*The exercise*
Give the number of lines that hold the string "Spread". Nothing else is needed.
----- Working data -----
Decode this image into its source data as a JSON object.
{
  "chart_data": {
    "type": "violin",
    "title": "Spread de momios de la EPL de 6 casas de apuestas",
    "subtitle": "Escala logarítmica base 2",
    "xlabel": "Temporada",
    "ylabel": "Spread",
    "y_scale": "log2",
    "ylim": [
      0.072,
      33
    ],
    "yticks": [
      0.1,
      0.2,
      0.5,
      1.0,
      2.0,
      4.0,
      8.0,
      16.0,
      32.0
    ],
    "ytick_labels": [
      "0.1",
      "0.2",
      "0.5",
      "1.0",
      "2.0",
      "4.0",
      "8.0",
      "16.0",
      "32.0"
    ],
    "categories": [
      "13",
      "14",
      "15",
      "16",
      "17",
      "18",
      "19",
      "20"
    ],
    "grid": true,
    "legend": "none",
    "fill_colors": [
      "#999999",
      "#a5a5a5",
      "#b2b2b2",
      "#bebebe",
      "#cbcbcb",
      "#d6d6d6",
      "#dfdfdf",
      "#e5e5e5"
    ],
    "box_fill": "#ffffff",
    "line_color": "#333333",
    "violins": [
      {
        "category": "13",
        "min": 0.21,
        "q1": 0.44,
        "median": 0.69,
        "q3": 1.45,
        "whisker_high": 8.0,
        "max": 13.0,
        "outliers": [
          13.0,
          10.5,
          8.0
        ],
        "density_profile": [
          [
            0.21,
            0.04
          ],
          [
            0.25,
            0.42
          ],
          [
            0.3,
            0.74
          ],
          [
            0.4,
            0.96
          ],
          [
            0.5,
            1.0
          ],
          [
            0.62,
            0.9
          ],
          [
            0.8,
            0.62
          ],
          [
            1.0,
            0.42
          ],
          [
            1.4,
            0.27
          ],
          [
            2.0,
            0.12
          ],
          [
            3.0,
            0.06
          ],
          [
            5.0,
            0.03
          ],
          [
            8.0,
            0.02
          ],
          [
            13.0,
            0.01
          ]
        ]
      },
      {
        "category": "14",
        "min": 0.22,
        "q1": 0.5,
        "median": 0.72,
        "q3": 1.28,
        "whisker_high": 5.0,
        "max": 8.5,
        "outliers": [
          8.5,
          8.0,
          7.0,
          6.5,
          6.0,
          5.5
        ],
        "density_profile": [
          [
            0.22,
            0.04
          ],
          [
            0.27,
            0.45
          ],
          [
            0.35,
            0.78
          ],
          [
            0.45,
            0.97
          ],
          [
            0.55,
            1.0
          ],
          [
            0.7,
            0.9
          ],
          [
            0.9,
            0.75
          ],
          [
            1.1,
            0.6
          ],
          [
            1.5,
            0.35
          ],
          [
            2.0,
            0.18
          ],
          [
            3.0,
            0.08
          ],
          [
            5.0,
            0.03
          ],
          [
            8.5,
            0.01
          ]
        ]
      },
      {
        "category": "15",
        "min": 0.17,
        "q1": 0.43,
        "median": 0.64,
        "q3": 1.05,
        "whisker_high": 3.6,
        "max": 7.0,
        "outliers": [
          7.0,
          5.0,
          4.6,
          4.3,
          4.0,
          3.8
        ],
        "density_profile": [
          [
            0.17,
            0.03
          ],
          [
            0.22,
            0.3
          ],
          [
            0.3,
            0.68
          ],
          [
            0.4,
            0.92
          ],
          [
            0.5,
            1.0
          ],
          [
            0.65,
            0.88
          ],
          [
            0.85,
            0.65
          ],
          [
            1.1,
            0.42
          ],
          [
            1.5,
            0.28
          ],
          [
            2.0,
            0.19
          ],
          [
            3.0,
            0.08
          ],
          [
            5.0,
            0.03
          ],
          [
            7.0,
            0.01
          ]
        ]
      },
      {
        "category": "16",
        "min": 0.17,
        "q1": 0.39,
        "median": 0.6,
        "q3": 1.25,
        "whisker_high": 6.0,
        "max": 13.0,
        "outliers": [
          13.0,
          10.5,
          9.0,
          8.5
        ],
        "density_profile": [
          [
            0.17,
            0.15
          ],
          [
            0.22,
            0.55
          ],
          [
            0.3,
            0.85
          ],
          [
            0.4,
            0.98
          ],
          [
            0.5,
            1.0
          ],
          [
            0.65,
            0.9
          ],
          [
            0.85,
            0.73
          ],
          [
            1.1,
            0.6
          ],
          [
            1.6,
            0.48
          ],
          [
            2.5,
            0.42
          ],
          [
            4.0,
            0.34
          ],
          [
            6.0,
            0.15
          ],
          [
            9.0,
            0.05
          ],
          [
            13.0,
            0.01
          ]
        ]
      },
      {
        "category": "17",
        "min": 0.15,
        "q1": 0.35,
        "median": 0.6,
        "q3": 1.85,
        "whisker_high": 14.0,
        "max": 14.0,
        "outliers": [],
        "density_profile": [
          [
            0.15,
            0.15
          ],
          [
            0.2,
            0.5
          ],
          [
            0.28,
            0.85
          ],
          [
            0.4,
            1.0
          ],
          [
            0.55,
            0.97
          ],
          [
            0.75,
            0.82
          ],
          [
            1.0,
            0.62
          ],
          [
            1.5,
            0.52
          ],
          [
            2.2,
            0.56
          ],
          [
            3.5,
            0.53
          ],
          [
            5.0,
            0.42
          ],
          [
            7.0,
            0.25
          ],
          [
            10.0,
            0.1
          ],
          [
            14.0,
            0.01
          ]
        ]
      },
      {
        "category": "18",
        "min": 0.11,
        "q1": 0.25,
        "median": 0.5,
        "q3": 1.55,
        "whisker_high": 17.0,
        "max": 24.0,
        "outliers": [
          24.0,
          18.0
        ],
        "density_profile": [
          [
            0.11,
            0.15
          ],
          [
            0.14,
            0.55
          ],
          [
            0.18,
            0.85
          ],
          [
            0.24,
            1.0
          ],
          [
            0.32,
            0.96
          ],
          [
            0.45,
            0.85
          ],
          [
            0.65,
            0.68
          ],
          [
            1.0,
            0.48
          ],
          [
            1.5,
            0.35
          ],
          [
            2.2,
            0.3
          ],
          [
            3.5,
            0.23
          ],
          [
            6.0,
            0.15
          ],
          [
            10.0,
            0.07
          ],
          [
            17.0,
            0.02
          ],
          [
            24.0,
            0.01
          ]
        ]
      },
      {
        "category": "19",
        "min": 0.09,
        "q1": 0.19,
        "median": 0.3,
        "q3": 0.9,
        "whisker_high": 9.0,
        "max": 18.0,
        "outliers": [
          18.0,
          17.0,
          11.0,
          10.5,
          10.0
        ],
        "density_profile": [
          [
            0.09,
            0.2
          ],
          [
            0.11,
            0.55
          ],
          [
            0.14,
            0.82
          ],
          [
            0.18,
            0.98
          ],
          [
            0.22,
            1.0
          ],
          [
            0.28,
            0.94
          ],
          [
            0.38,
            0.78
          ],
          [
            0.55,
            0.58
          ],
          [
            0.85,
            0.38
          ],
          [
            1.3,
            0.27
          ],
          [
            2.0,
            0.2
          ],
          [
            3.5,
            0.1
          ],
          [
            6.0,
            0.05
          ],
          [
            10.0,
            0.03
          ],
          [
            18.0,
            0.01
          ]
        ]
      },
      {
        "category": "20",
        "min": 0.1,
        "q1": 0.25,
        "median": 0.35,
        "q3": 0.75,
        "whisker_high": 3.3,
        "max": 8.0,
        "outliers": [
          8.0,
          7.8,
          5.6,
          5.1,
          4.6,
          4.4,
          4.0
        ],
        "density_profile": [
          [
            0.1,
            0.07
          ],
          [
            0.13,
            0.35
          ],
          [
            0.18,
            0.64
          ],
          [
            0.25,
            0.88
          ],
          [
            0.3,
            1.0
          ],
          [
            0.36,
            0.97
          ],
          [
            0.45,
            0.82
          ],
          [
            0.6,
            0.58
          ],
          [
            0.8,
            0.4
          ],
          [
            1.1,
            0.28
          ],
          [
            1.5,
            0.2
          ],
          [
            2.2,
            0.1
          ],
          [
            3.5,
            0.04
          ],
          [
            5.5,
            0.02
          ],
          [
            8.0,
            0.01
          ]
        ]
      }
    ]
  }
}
-----
*Final result*
2